→ REQUIREMENTS:
How many lines hold the string "observing"? Give only the number.

════

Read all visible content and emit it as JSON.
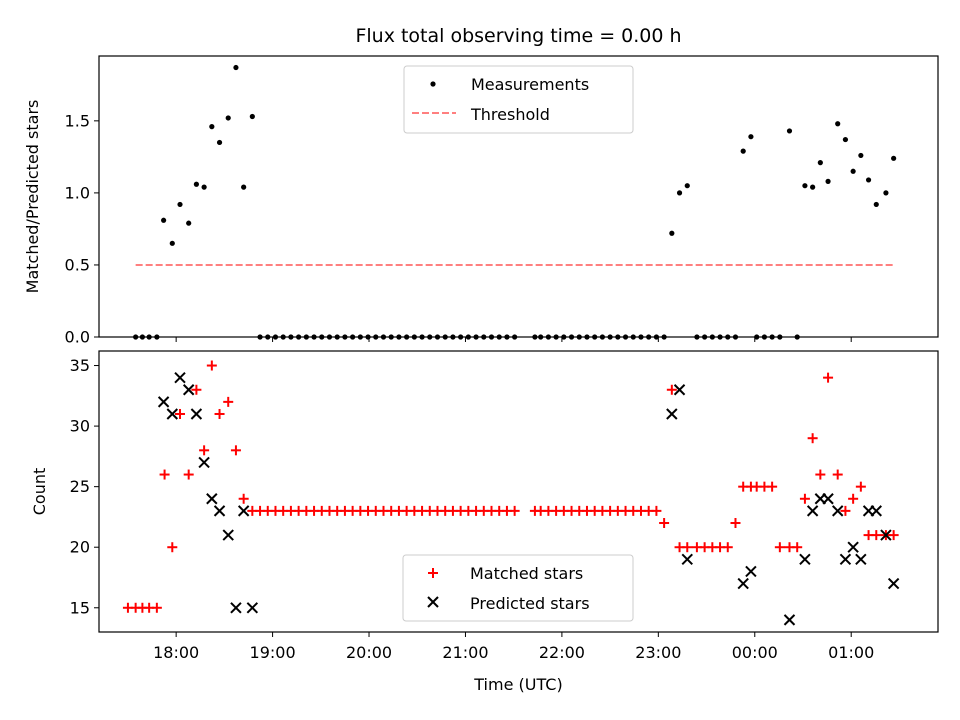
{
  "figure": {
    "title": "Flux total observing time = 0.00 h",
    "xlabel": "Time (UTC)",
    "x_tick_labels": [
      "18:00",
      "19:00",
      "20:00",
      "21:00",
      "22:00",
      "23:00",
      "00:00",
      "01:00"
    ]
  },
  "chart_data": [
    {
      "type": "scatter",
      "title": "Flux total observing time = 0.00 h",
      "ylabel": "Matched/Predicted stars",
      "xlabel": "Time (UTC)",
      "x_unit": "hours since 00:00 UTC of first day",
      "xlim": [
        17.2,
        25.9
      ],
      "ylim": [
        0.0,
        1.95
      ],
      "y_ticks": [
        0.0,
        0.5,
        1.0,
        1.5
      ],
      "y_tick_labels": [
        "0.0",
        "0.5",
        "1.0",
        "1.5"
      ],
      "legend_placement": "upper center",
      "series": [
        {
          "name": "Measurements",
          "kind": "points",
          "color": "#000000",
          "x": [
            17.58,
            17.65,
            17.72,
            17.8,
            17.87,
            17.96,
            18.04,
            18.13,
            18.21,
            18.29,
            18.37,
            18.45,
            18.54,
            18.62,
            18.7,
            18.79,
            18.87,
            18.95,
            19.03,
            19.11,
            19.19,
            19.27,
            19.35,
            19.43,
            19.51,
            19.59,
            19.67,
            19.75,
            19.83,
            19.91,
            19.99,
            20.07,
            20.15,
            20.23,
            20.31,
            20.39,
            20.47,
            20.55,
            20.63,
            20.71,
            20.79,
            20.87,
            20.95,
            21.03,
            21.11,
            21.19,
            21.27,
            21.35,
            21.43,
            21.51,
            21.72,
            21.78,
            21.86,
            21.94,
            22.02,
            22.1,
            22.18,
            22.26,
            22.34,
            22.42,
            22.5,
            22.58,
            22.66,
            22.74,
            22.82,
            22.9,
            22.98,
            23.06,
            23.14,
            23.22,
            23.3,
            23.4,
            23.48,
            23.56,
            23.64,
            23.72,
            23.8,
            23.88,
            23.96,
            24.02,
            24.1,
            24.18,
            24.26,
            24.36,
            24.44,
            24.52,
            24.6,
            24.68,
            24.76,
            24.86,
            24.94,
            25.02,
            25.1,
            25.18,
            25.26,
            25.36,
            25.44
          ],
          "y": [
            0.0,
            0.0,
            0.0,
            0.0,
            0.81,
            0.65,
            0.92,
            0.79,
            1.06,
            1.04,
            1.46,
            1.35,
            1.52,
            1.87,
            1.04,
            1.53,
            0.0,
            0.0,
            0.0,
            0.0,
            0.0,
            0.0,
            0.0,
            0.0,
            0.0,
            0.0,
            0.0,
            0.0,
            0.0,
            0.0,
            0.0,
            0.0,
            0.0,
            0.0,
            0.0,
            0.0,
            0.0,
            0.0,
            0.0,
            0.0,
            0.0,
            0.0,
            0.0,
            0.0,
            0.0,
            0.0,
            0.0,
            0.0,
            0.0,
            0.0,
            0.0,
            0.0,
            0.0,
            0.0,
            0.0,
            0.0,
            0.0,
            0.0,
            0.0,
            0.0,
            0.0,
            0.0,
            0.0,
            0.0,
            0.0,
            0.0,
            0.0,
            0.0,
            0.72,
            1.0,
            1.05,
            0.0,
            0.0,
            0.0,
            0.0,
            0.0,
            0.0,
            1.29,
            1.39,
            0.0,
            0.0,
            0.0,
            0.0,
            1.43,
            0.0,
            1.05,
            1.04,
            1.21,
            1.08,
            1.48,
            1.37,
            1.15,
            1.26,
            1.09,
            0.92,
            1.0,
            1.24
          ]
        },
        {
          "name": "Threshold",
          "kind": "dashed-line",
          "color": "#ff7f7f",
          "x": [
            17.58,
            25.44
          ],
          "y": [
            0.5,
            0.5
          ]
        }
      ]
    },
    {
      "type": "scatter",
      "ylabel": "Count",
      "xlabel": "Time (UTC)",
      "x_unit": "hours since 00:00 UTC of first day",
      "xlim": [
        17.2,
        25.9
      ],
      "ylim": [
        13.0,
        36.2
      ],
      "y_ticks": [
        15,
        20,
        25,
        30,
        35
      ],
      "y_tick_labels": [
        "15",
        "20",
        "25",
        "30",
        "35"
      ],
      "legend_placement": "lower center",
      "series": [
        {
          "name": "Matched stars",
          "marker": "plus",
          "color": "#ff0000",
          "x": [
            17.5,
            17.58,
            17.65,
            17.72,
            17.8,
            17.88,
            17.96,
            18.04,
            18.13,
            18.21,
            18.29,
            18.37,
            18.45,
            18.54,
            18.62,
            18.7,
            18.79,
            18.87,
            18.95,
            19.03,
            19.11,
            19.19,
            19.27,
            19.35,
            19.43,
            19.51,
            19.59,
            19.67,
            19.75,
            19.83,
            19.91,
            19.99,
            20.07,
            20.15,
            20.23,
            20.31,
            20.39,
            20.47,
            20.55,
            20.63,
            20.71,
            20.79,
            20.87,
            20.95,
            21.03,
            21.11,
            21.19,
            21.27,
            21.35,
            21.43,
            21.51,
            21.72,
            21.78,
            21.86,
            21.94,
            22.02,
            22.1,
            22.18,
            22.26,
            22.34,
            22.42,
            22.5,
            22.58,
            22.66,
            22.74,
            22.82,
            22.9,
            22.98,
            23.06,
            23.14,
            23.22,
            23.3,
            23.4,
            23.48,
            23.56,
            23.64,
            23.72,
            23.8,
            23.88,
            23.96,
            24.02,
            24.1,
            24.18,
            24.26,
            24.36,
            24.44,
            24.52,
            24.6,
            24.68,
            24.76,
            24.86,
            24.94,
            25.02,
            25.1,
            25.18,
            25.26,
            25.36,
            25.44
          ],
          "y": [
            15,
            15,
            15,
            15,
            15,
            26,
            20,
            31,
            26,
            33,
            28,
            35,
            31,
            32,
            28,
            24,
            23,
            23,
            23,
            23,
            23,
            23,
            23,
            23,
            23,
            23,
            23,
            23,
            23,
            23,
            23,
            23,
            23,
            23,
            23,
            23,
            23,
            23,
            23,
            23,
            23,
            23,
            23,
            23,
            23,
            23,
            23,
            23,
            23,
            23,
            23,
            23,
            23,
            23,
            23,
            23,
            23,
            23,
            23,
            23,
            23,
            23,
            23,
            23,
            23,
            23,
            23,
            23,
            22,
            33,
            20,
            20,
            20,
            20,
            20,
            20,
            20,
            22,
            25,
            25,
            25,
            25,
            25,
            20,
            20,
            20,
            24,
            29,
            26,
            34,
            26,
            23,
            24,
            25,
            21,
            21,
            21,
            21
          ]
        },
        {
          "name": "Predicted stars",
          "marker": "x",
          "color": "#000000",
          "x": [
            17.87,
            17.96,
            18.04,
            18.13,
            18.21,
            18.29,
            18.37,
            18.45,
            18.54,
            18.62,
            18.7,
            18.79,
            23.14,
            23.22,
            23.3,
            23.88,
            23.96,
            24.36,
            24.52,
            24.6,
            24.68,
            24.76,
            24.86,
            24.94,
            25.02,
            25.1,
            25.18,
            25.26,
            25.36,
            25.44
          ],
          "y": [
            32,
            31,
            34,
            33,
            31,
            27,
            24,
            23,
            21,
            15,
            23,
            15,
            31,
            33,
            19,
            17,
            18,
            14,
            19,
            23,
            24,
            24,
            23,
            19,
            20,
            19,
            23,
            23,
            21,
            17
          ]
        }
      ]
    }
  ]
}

════

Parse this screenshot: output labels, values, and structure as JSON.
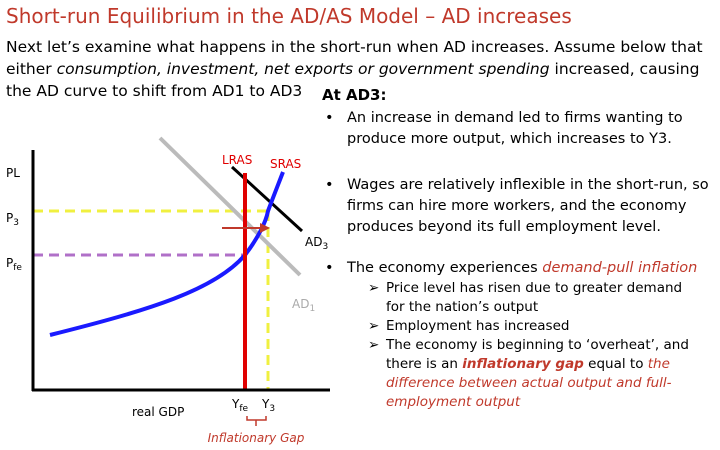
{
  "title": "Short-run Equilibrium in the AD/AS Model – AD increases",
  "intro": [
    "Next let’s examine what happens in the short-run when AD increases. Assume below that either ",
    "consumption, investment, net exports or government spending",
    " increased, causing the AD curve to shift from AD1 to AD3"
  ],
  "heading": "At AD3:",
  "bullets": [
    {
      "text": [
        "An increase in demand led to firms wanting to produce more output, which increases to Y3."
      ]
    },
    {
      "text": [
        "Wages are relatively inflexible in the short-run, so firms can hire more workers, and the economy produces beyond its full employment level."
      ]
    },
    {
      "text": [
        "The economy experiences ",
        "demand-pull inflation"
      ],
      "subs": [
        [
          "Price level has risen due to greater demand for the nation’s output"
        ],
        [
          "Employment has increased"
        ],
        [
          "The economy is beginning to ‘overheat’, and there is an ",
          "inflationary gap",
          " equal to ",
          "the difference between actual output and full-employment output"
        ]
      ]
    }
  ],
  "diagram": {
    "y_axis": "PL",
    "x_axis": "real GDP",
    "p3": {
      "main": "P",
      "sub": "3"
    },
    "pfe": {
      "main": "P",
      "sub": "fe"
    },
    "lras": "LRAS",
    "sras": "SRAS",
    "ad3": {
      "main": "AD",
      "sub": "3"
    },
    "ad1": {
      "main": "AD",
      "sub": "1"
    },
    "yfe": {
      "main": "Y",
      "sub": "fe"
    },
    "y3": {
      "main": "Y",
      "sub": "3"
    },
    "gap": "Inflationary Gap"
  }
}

════

→ CORRECT RESULT:
2